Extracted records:
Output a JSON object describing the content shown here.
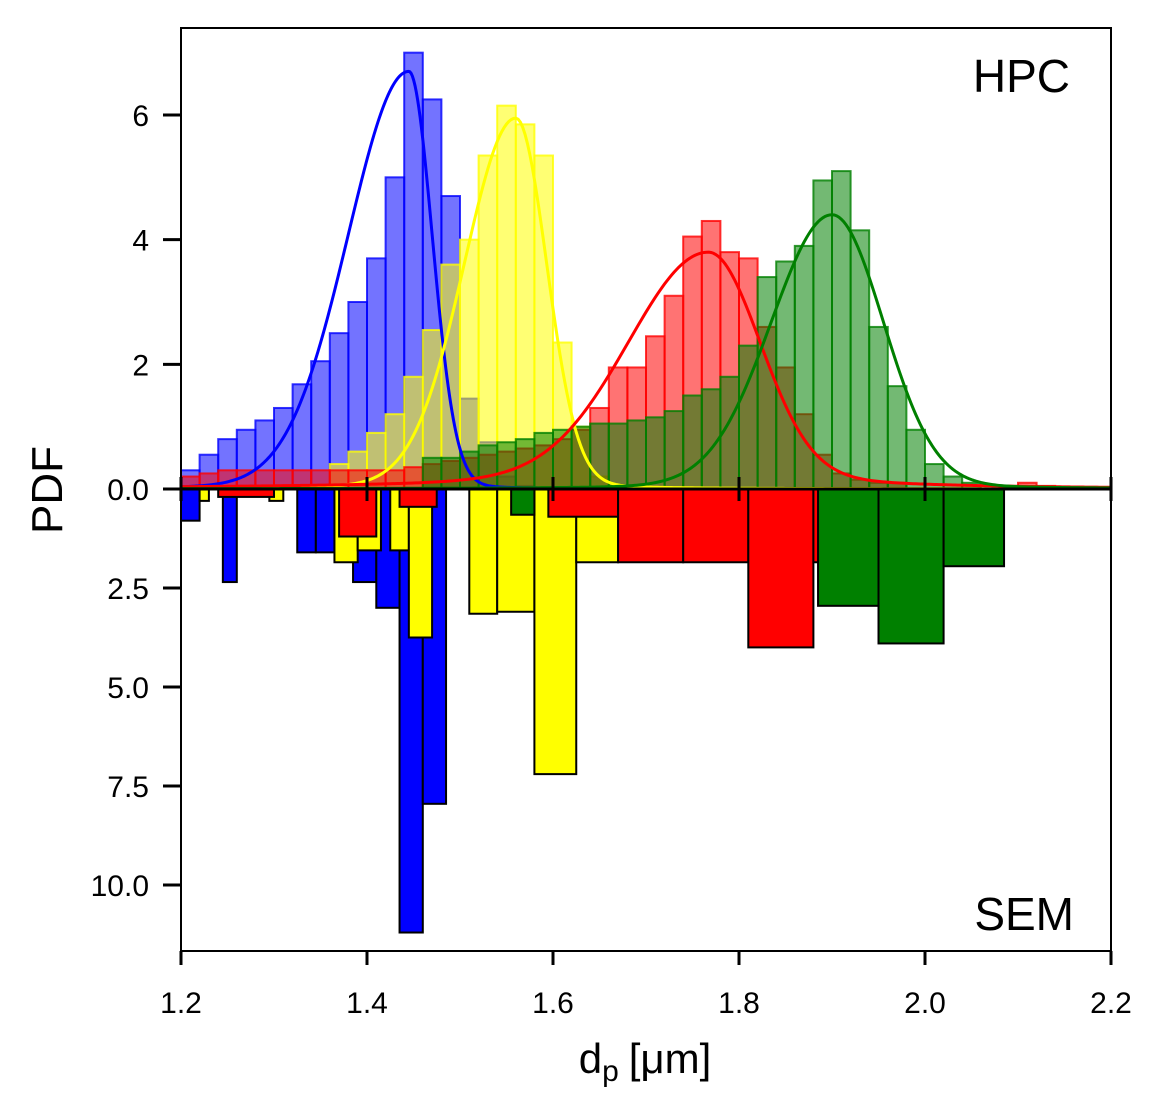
{
  "chart_data": {
    "type": "bar",
    "subtype": "mirrored histogram with fitted density curves",
    "xlabel_main": "d",
    "xlabel_sub": "p",
    "xlabel_unit": "[μm]",
    "ylabel": "PDF",
    "xlim": [
      1.2,
      2.2
    ],
    "upper_ylim": [
      0,
      7.3
    ],
    "lower_ylim": [
      0,
      11.7
    ],
    "x_ticks": [
      "1.2",
      "1.4",
      "1.6",
      "1.8",
      "2.0",
      "2.2"
    ],
    "upper_y_ticks": [
      "0.0",
      "2",
      "4",
      "6"
    ],
    "lower_y_ticks": [
      "2.5",
      "5.0",
      "7.5",
      "10.0"
    ],
    "upper_label": "HPC",
    "lower_label": "SEM",
    "colors": {
      "blue": "#0000ff",
      "yellow": "#ffff00",
      "red": "#ff0000",
      "green": "#008000"
    },
    "hpc_histograms": [
      {
        "color": "#0000ff",
        "bins": [
          [
            1.2,
            1.22,
            0.3
          ],
          [
            1.22,
            1.24,
            0.55
          ],
          [
            1.24,
            1.26,
            0.8
          ],
          [
            1.26,
            1.28,
            0.95
          ],
          [
            1.28,
            1.3,
            1.1
          ],
          [
            1.3,
            1.32,
            1.3
          ],
          [
            1.32,
            1.34,
            1.68
          ],
          [
            1.34,
            1.36,
            2.05
          ],
          [
            1.36,
            1.38,
            2.5
          ],
          [
            1.38,
            1.4,
            3.0
          ],
          [
            1.4,
            1.42,
            3.7
          ],
          [
            1.42,
            1.44,
            5.0
          ],
          [
            1.44,
            1.46,
            7.0
          ],
          [
            1.46,
            1.48,
            6.25
          ],
          [
            1.48,
            1.5,
            4.7
          ],
          [
            1.5,
            1.52,
            1.45
          ],
          [
            1.52,
            1.54,
            0.75
          ],
          [
            1.54,
            1.56,
            0.2
          ],
          [
            1.56,
            1.58,
            0.05
          ]
        ]
      },
      {
        "color": "#ffff00",
        "bins": [
          [
            1.36,
            1.38,
            0.4
          ],
          [
            1.38,
            1.4,
            0.6
          ],
          [
            1.4,
            1.42,
            0.9
          ],
          [
            1.42,
            1.44,
            1.2
          ],
          [
            1.44,
            1.46,
            1.8
          ],
          [
            1.46,
            1.48,
            2.55
          ],
          [
            1.48,
            1.5,
            3.6
          ],
          [
            1.5,
            1.52,
            4.0
          ],
          [
            1.52,
            1.54,
            5.35
          ],
          [
            1.54,
            1.56,
            6.15
          ],
          [
            1.56,
            1.58,
            5.85
          ],
          [
            1.58,
            1.6,
            5.35
          ],
          [
            1.6,
            1.62,
            2.35
          ],
          [
            1.62,
            1.64,
            1.0
          ],
          [
            1.64,
            1.66,
            0.2
          ]
        ]
      },
      {
        "color": "#ff0000",
        "bins": [
          [
            1.2,
            1.22,
            0.2
          ],
          [
            1.22,
            1.24,
            0.25
          ],
          [
            1.24,
            1.26,
            0.3
          ],
          [
            1.26,
            1.28,
            0.3
          ],
          [
            1.28,
            1.3,
            0.3
          ],
          [
            1.3,
            1.32,
            0.3
          ],
          [
            1.32,
            1.34,
            0.3
          ],
          [
            1.34,
            1.36,
            0.3
          ],
          [
            1.36,
            1.38,
            0.3
          ],
          [
            1.38,
            1.4,
            0.3
          ],
          [
            1.4,
            1.42,
            0.3
          ],
          [
            1.42,
            1.44,
            0.3
          ],
          [
            1.44,
            1.46,
            0.35
          ],
          [
            1.46,
            1.48,
            0.4
          ],
          [
            1.48,
            1.5,
            0.45
          ],
          [
            1.5,
            1.52,
            0.5
          ],
          [
            1.52,
            1.54,
            0.55
          ],
          [
            1.54,
            1.56,
            0.6
          ],
          [
            1.56,
            1.58,
            0.65
          ],
          [
            1.58,
            1.6,
            0.7
          ],
          [
            1.6,
            1.62,
            0.8
          ],
          [
            1.62,
            1.64,
            0.95
          ],
          [
            1.64,
            1.66,
            1.3
          ],
          [
            1.66,
            1.68,
            1.95
          ],
          [
            1.68,
            1.7,
            1.95
          ],
          [
            1.7,
            1.72,
            2.45
          ],
          [
            1.72,
            1.74,
            3.1
          ],
          [
            1.74,
            1.76,
            4.05
          ],
          [
            1.76,
            1.78,
            4.3
          ],
          [
            1.78,
            1.8,
            3.8
          ],
          [
            1.8,
            1.82,
            3.7
          ],
          [
            1.82,
            1.84,
            2.6
          ],
          [
            1.84,
            1.86,
            1.95
          ],
          [
            1.86,
            1.88,
            1.2
          ],
          [
            1.88,
            1.9,
            0.55
          ],
          [
            1.9,
            1.92,
            0.25
          ],
          [
            1.92,
            1.94,
            0.15
          ],
          [
            1.94,
            1.96,
            0.1
          ],
          [
            1.96,
            1.98,
            0.1
          ],
          [
            2.1,
            2.12,
            0.1
          ],
          [
            2.12,
            2.14,
            0.05
          ]
        ]
      },
      {
        "color": "#008000",
        "bins": [
          [
            1.46,
            1.48,
            0.5
          ],
          [
            1.48,
            1.5,
            0.5
          ],
          [
            1.5,
            1.52,
            0.6
          ],
          [
            1.52,
            1.54,
            0.7
          ],
          [
            1.54,
            1.56,
            0.75
          ],
          [
            1.56,
            1.58,
            0.8
          ],
          [
            1.58,
            1.6,
            0.9
          ],
          [
            1.6,
            1.62,
            0.95
          ],
          [
            1.62,
            1.64,
            1.0
          ],
          [
            1.64,
            1.66,
            1.05
          ],
          [
            1.66,
            1.68,
            1.05
          ],
          [
            1.68,
            1.7,
            1.1
          ],
          [
            1.7,
            1.72,
            1.15
          ],
          [
            1.72,
            1.74,
            1.25
          ],
          [
            1.74,
            1.76,
            1.5
          ],
          [
            1.76,
            1.78,
            1.6
          ],
          [
            1.78,
            1.8,
            1.8
          ],
          [
            1.8,
            1.82,
            2.3
          ],
          [
            1.82,
            1.84,
            3.4
          ],
          [
            1.84,
            1.86,
            3.65
          ],
          [
            1.86,
            1.88,
            3.9
          ],
          [
            1.88,
            1.9,
            4.95
          ],
          [
            1.9,
            1.92,
            5.1
          ],
          [
            1.92,
            1.94,
            4.15
          ],
          [
            1.94,
            1.96,
            2.6
          ],
          [
            1.96,
            1.98,
            1.65
          ],
          [
            1.98,
            2.0,
            0.95
          ],
          [
            2.0,
            2.02,
            0.4
          ],
          [
            2.02,
            2.04,
            0.2
          ],
          [
            2.04,
            2.06,
            0.1
          ]
        ]
      }
    ],
    "hpc_fits": [
      {
        "color": "#0000ff",
        "peak_x": 1.445,
        "peak_y": 6.7,
        "sigma_left": 0.065,
        "sigma_right": 0.025,
        "baseline": 0.1,
        "range": [
          1.2,
          1.75
        ]
      },
      {
        "color": "#ffff00",
        "peak_x": 1.56,
        "peak_y": 5.95,
        "sigma_left": 0.055,
        "sigma_right": 0.033,
        "baseline": 0.12,
        "range": [
          1.2,
          2.2
        ]
      },
      {
        "color": "#ff0000",
        "peak_x": 1.767,
        "peak_y": 3.8,
        "sigma_left": 0.085,
        "sigma_right": 0.055,
        "baseline": 0.3,
        "range": [
          1.2,
          2.2
        ]
      },
      {
        "color": "#008000",
        "peak_x": 1.9,
        "peak_y": 4.4,
        "sigma_left": 0.065,
        "sigma_right": 0.055,
        "baseline": 0.1,
        "range": [
          1.2,
          2.2
        ]
      }
    ],
    "sem_histograms": [
      {
        "color": "#0000ff",
        "bins": [
          [
            1.2,
            1.22,
            0.8
          ],
          [
            1.245,
            1.26,
            2.35
          ],
          [
            1.325,
            1.345,
            1.6
          ],
          [
            1.345,
            1.365,
            1.6
          ],
          [
            1.385,
            1.41,
            2.35
          ],
          [
            1.41,
            1.435,
            3.0
          ],
          [
            1.435,
            1.46,
            11.2
          ],
          [
            1.46,
            1.485,
            7.95
          ]
        ]
      },
      {
        "color": "#ffff00",
        "bins": [
          [
            1.22,
            1.23,
            0.3
          ],
          [
            1.295,
            1.31,
            0.3
          ],
          [
            1.365,
            1.39,
            1.85
          ],
          [
            1.39,
            1.415,
            1.55
          ],
          [
            1.425,
            1.445,
            1.55
          ],
          [
            1.445,
            1.47,
            3.75
          ],
          [
            1.51,
            1.54,
            3.15
          ],
          [
            1.54,
            1.58,
            3.1
          ],
          [
            1.58,
            1.625,
            7.2
          ],
          [
            1.625,
            1.67,
            1.85
          ]
        ]
      },
      {
        "color": "#ff0000",
        "bins": [
          [
            1.24,
            1.3,
            0.2
          ],
          [
            1.37,
            1.41,
            1.2
          ],
          [
            1.435,
            1.475,
            0.45
          ],
          [
            1.595,
            1.67,
            0.7
          ],
          [
            1.67,
            1.74,
            1.85
          ],
          [
            1.74,
            1.81,
            1.85
          ],
          [
            1.81,
            1.88,
            4.0
          ],
          [
            1.88,
            1.95,
            1.85
          ]
        ]
      },
      {
        "color": "#008000",
        "bins": [
          [
            1.555,
            1.58,
            0.65
          ],
          [
            1.885,
            1.95,
            2.95
          ],
          [
            1.95,
            2.02,
            3.9
          ],
          [
            2.02,
            2.085,
            1.95
          ]
        ]
      }
    ]
  }
}
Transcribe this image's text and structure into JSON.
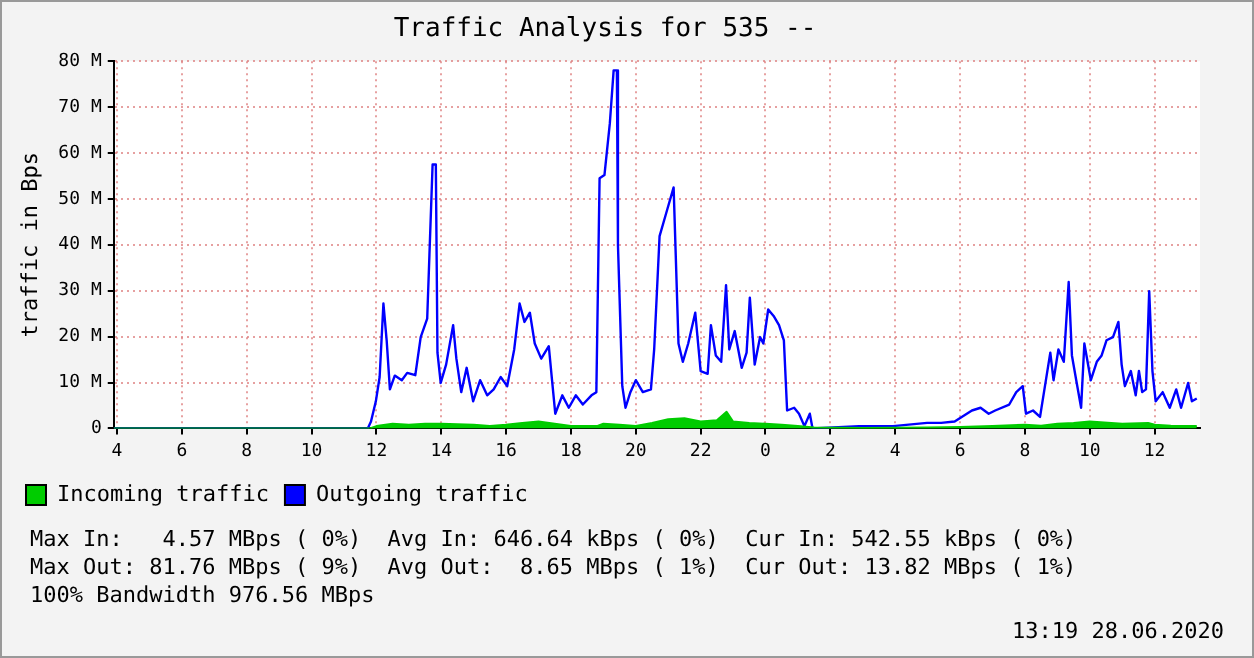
{
  "chart_data": {
    "type": "line",
    "title": "Traffic Analysis for 535 --",
    "ylabel": "traffic in Bps",
    "xlim": [
      "2020-06-27T03:54",
      "2020-06-28T13:24"
    ],
    "xticks": [
      {
        "value": "2020-06-27T04:00",
        "label": "4"
      },
      {
        "value": "2020-06-27T06:00",
        "label": "6"
      },
      {
        "value": "2020-06-27T08:00",
        "label": "8"
      },
      {
        "value": "2020-06-27T10:00",
        "label": "10"
      },
      {
        "value": "2020-06-27T12:00",
        "label": "12"
      },
      {
        "value": "2020-06-27T14:00",
        "label": "14"
      },
      {
        "value": "2020-06-27T16:00",
        "label": "16"
      },
      {
        "value": "2020-06-27T18:00",
        "label": "18"
      },
      {
        "value": "2020-06-27T20:00",
        "label": "20"
      },
      {
        "value": "2020-06-27T22:00",
        "label": "22"
      },
      {
        "value": "2020-06-28T00:00",
        "label": "0"
      },
      {
        "value": "2020-06-28T02:00",
        "label": "2"
      },
      {
        "value": "2020-06-28T04:00",
        "label": "4"
      },
      {
        "value": "2020-06-28T06:00",
        "label": "6"
      },
      {
        "value": "2020-06-28T08:00",
        "label": "8"
      },
      {
        "value": "2020-06-28T10:00",
        "label": "10"
      },
      {
        "value": "2020-06-28T12:00",
        "label": "12"
      }
    ],
    "ylim": [
      0,
      80
    ],
    "yticks": [
      0,
      {
        "value": 10,
        "label": "10 M"
      },
      {
        "value": 20,
        "label": "20 M"
      },
      {
        "value": 30,
        "label": "30 M"
      },
      {
        "value": 40,
        "label": "40 M"
      },
      {
        "value": 50,
        "label": "50 M"
      },
      {
        "value": 60,
        "label": "60 M"
      },
      {
        "value": 70,
        "label": "70 M"
      },
      {
        "value": 80,
        "label": "80 M"
      }
    ],
    "grid": true,
    "legend": "bottom left",
    "series": [
      {
        "name": "Incoming traffic",
        "type": "area",
        "color": "#00cc00",
        "x": [
          "2020-06-27T03:54",
          "2020-06-27T11:48",
          "2020-06-27T12:00",
          "2020-06-27T12:30",
          "2020-06-27T13:00",
          "2020-06-27T13:30",
          "2020-06-27T14:00",
          "2020-06-27T15:00",
          "2020-06-27T15:30",
          "2020-06-27T16:00",
          "2020-06-27T16:30",
          "2020-06-27T17:00",
          "2020-06-27T17:30",
          "2020-06-27T18:00",
          "2020-06-27T18:48",
          "2020-06-27T19:00",
          "2020-06-27T19:30",
          "2020-06-27T20:00",
          "2020-06-27T20:30",
          "2020-06-27T21:00",
          "2020-06-27T21:30",
          "2020-06-27T22:00",
          "2020-06-27T22:30",
          "2020-06-27T22:48",
          "2020-06-27T23:00",
          "2020-06-27T23:30",
          "2020-06-28T00:00",
          "2020-06-28T00:30",
          "2020-06-28T01:00",
          "2020-06-28T01:30",
          "2020-06-28T03:00",
          "2020-06-28T05:00",
          "2020-06-28T06:00",
          "2020-06-28T07:00",
          "2020-06-28T08:00",
          "2020-06-28T08:30",
          "2020-06-28T09:00",
          "2020-06-28T09:30",
          "2020-06-28T10:00",
          "2020-06-28T11:00",
          "2020-06-28T11:48",
          "2020-06-28T12:00",
          "2020-06-28T12:30",
          "2020-06-28T13:18"
        ],
        "values": [
          0,
          0,
          0.5,
          1.0,
          0.8,
          1.0,
          1.0,
          0.8,
          0.5,
          0.8,
          1.2,
          1.5,
          1.0,
          0.5,
          0.5,
          1.0,
          0.8,
          0.5,
          1.2,
          2.0,
          2.2,
          1.5,
          1.8,
          3.6,
          1.5,
          1.2,
          1.0,
          0.8,
          0.5,
          0.2,
          0.1,
          0.2,
          0.3,
          0.5,
          0.8,
          0.6,
          1.0,
          1.2,
          1.5,
          1.0,
          1.2,
          0.8,
          0.6,
          0.5
        ]
      },
      {
        "name": "Outgoing traffic",
        "type": "line",
        "color": "#0000ff",
        "x": [
          "2020-06-27T03:54",
          "2020-06-27T11:44",
          "2020-06-27T11:50",
          "2020-06-27T11:59",
          "2020-06-27T12:06",
          "2020-06-27T12:13",
          "2020-06-27T12:19",
          "2020-06-27T12:25",
          "2020-06-27T12:34",
          "2020-06-27T12:47",
          "2020-06-27T12:57",
          "2020-06-27T13:12",
          "2020-06-27T13:22",
          "2020-06-27T13:34",
          "2020-06-27T13:44",
          "2020-06-27T13:50",
          "2020-06-27T13:53",
          "2020-06-27T13:59",
          "2020-06-27T14:09",
          "2020-06-27T14:22",
          "2020-06-27T14:28",
          "2020-06-27T14:37",
          "2020-06-27T14:47",
          "2020-06-27T14:59",
          "2020-06-27T15:12",
          "2020-06-27T15:25",
          "2020-06-27T15:37",
          "2020-06-27T15:50",
          "2020-06-27T16:02",
          "2020-06-27T16:15",
          "2020-06-27T16:25",
          "2020-06-27T16:34",
          "2020-06-27T16:44",
          "2020-06-27T16:53",
          "2020-06-27T17:05",
          "2020-06-27T17:19",
          "2020-06-27T17:25",
          "2020-06-27T17:31",
          "2020-06-27T17:44",
          "2020-06-27T17:56",
          "2020-06-27T18:09",
          "2020-06-27T18:22",
          "2020-06-27T18:38",
          "2020-06-27T18:47",
          "2020-06-27T18:53",
          "2020-06-27T19:02",
          "2020-06-27T19:12",
          "2020-06-27T19:19",
          "2020-06-27T19:25",
          "2020-06-27T19:27",
          "2020-06-27T19:35",
          "2020-06-27T19:41",
          "2020-06-27T19:50",
          "2020-06-27T20:00",
          "2020-06-27T20:13",
          "2020-06-27T20:28",
          "2020-06-27T20:34",
          "2020-06-27T20:44",
          "2020-06-27T20:57",
          "2020-06-27T21:10",
          "2020-06-27T21:19",
          "2020-06-27T21:27",
          "2020-06-27T21:37",
          "2020-06-27T21:50",
          "2020-06-27T22:00",
          "2020-06-27T22:13",
          "2020-06-27T22:19",
          "2020-06-27T22:28",
          "2020-06-27T22:38",
          "2020-06-27T22:47",
          "2020-06-27T22:53",
          "2020-06-27T23:03",
          "2020-06-27T23:16",
          "2020-06-27T23:25",
          "2020-06-27T23:31",
          "2020-06-27T23:40",
          "2020-06-27T23:50",
          "2020-06-27T23:56",
          "2020-06-28T00:05",
          "2020-06-28T00:15",
          "2020-06-28T00:25",
          "2020-06-28T00:34",
          "2020-06-28T00:40",
          "2020-06-28T00:53",
          "2020-06-28T01:02",
          "2020-06-28T01:12",
          "2020-06-28T01:22",
          "2020-06-28T01:27",
          "2020-06-28T02:53",
          "2020-06-28T03:56",
          "2020-06-28T04:59",
          "2020-06-28T05:25",
          "2020-06-28T05:50",
          "2020-06-28T06:22",
          "2020-06-28T06:38",
          "2020-06-28T06:53",
          "2020-06-28T07:05",
          "2020-06-28T07:31",
          "2020-06-28T07:44",
          "2020-06-28T07:56",
          "2020-06-28T08:02",
          "2020-06-28T08:15",
          "2020-06-28T08:28",
          "2020-06-28T08:47",
          "2020-06-28T08:53",
          "2020-06-28T09:02",
          "2020-06-28T09:12",
          "2020-06-28T09:21",
          "2020-06-28T09:27",
          "2020-06-28T09:35",
          "2020-06-28T09:44",
          "2020-06-28T09:50",
          "2020-06-28T10:02",
          "2020-06-28T10:13",
          "2020-06-28T10:22",
          "2020-06-28T10:31",
          "2020-06-28T10:43",
          "2020-06-28T10:53",
          "2020-06-28T10:59",
          "2020-06-28T11:05",
          "2020-06-28T11:16",
          "2020-06-28T11:25",
          "2020-06-28T11:31",
          "2020-06-28T11:37",
          "2020-06-28T11:44",
          "2020-06-28T11:50",
          "2020-06-28T11:56",
          "2020-06-28T12:02",
          "2020-06-28T12:15",
          "2020-06-28T12:28",
          "2020-06-28T12:40",
          "2020-06-28T12:49",
          "2020-06-28T13:02",
          "2020-06-28T13:09",
          "2020-06-28T13:18"
        ],
        "values": [
          0,
          0,
          1.5,
          5.9,
          11.2,
          27.2,
          19.2,
          8.5,
          11.5,
          10.5,
          12.1,
          11.6,
          19.9,
          23.9,
          57.5,
          57.5,
          16.5,
          9.9,
          13.9,
          22.5,
          15.2,
          7.9,
          13.2,
          5.9,
          10.5,
          7.2,
          8.5,
          11.2,
          9.2,
          17.2,
          27.2,
          23.2,
          25.2,
          18.5,
          15.2,
          17.9,
          10.5,
          3.2,
          7.2,
          4.5,
          7.2,
          5.2,
          7.2,
          7.9,
          54.5,
          55.2,
          66.5,
          78,
          78,
          39.9,
          9.2,
          4.5,
          7.9,
          10.5,
          7.9,
          8.5,
          17.2,
          41.9,
          47.2,
          52.5,
          18.5,
          14.5,
          18.5,
          25.2,
          12.5,
          11.9,
          22.5,
          15.9,
          14.5,
          31.2,
          17.2,
          21.2,
          13.2,
          16.5,
          28.5,
          13.9,
          19.9,
          18.5,
          25.9,
          24.5,
          22.5,
          19.2,
          3.9,
          4.5,
          3.2,
          0.5,
          3.2,
          0,
          0.5,
          0.5,
          1.2,
          1.2,
          1.5,
          3.9,
          4.5,
          3.2,
          3.9,
          5.2,
          7.9,
          9.2,
          3.2,
          3.9,
          2.5,
          16.5,
          10.5,
          17.2,
          14.5,
          31.9,
          15.9,
          10.5,
          4.5,
          18.5,
          10.5,
          14.5,
          15.9,
          19.2,
          19.9,
          23.2,
          13.9,
          9.2,
          12.5,
          7.2,
          12.5,
          7.9,
          8.5,
          29.9,
          12.5,
          5.9,
          7.9,
          4.5,
          8.5,
          4.5,
          9.9,
          5.9,
          6.5
        ]
      }
    ],
    "annotations": [
      "Max In:   4.57 MBps ( 0%)  Avg In: 646.64 kBps ( 0%)  Cur In: 542.55 kBps ( 0%)",
      "Max Out: 81.76 MBps ( 9%)  Avg Out:  8.65 MBps ( 1%)  Cur Out: 13.82 MBps ( 1%)",
      "100% Bandwidth 976.56 MBps",
      "13:19 28.06.2020"
    ]
  }
}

* _What is asked_: Your task is to list each line of the records with the word "name".

* _Result for this task_:
        "name": "Incoming traffic",
        "name": "Outgoing traffic",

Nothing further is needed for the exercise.